→ **What needs to be done**
Keep only the lines of the data below that contain "arrow", and copy them.

→ **Data records**
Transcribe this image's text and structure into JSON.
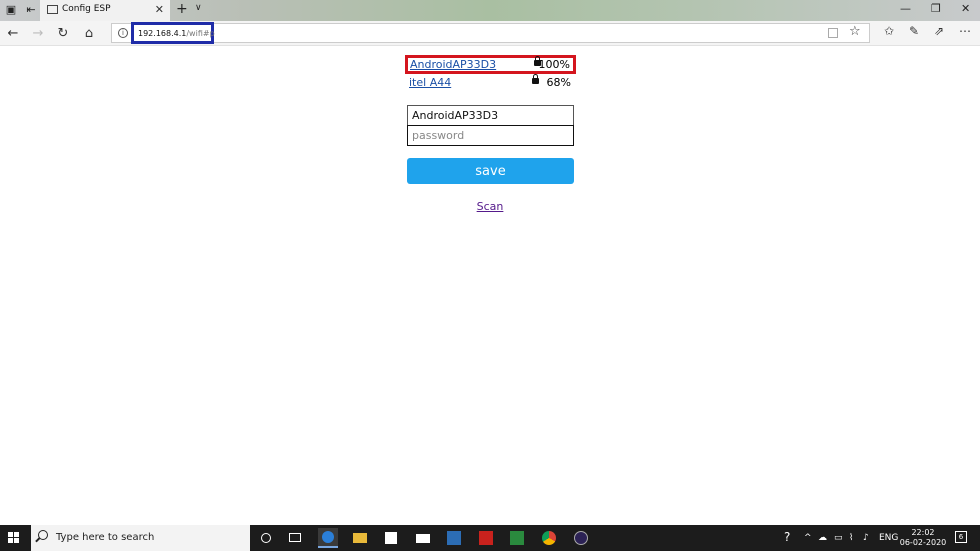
{
  "browser": {
    "tab_title": "Config ESP",
    "url_host": "192.168.4.1",
    "url_path": "/wifi#p",
    "tab_close": "✕",
    "new_tab": "+",
    "tab_dropdown": "∨",
    "window_controls": {
      "minimize": "—",
      "restore": "❐",
      "close": "✕"
    }
  },
  "networks": [
    {
      "name": "AndroidAP33D3",
      "quality": "100%",
      "secured": true,
      "selected": true
    },
    {
      "name": "itel A44",
      "quality": "68%",
      "secured": true,
      "selected": false
    }
  ],
  "form": {
    "ssid_value": "AndroidAP33D3",
    "password_placeholder": "password",
    "save_label": "save",
    "scan_label": "Scan"
  },
  "taskbar": {
    "search_placeholder": "Type here to search",
    "language": "ENG",
    "time": "22:02",
    "date": "06-02-2020",
    "notification_count": "6"
  },
  "colors": {
    "selection_highlight": "#d4151e",
    "url_highlight": "#1f2ca8",
    "save_button": "#1fa3ec",
    "link": "#1a4fa6"
  },
  "icons": {
    "back": "arrow-left-icon",
    "forward": "arrow-right-icon",
    "refresh": "refresh-icon",
    "home": "home-icon",
    "favorites": "star-icon",
    "lock": "lock-icon"
  }
}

→ **Task result**
    "back": "arrow-left-icon",
    "forward": "arrow-right-icon",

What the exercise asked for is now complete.